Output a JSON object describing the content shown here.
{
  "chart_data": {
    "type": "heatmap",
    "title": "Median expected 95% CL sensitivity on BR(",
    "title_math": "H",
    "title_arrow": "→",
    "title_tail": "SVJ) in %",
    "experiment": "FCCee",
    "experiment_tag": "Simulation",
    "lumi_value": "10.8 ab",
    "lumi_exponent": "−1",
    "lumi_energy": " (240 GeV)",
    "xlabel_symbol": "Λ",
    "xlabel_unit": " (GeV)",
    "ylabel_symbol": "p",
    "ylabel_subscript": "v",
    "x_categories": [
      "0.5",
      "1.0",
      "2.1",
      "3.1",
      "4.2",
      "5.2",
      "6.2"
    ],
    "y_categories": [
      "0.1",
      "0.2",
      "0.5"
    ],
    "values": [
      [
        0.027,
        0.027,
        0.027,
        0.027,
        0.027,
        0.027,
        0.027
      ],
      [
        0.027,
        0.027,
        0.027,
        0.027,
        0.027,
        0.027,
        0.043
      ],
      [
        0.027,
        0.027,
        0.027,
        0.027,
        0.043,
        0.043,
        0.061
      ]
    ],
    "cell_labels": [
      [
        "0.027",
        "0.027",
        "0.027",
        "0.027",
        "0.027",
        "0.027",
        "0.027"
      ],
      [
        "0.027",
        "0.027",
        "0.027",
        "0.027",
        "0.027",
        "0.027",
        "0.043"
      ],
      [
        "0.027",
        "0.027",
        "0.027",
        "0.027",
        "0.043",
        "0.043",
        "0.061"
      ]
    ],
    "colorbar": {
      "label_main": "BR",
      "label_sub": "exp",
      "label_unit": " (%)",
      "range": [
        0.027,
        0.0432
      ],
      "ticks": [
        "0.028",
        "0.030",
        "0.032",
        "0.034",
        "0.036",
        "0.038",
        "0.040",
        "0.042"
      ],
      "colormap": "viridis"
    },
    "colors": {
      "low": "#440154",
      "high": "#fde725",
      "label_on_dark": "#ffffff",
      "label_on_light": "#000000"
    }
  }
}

----

Set down every record above exactly as given.

Output a JSON object describing the content shown here.
{
  "chart_data": {
    "type": "heatmap",
    "title": "Median expected 95% CL sensitivity on BR(",
    "title_math": "H",
    "title_arrow": "→",
    "title_tail": "SVJ) in %",
    "experiment": "FCCee",
    "experiment_tag": "Simulation",
    "lumi_value": "10.8 ab",
    "lumi_exponent": "−1",
    "lumi_energy": " (240 GeV)",
    "xlabel_symbol": "Λ",
    "xlabel_unit": " (GeV)",
    "ylabel_symbol": "p",
    "ylabel_subscript": "v",
    "x_categories": [
      "0.5",
      "1.0",
      "2.1",
      "3.1",
      "4.2",
      "5.2",
      "6.2"
    ],
    "y_categories": [
      "0.1",
      "0.2",
      "0.5"
    ],
    "values": [
      [
        0.027,
        0.027,
        0.027,
        0.027,
        0.027,
        0.027,
        0.027
      ],
      [
        0.027,
        0.027,
        0.027,
        0.027,
        0.027,
        0.027,
        0.043
      ],
      [
        0.027,
        0.027,
        0.027,
        0.027,
        0.043,
        0.043,
        0.061
      ]
    ],
    "cell_labels": [
      [
        "0.027",
        "0.027",
        "0.027",
        "0.027",
        "0.027",
        "0.027",
        "0.027"
      ],
      [
        "0.027",
        "0.027",
        "0.027",
        "0.027",
        "0.027",
        "0.027",
        "0.043"
      ],
      [
        "0.027",
        "0.027",
        "0.027",
        "0.027",
        "0.043",
        "0.043",
        "0.061"
      ]
    ],
    "colorbar": {
      "label_main": "BR",
      "label_sub": "exp",
      "label_unit": " (%)",
      "range": [
        0.027,
        0.0432
      ],
      "ticks": [
        "0.028",
        "0.030",
        "0.032",
        "0.034",
        "0.036",
        "0.038",
        "0.040",
        "0.042"
      ],
      "colormap": "viridis"
    },
    "colors": {
      "low": "#440154",
      "high": "#fde725",
      "label_on_dark": "#ffffff",
      "label_on_light": "#000000"
    }
  }
}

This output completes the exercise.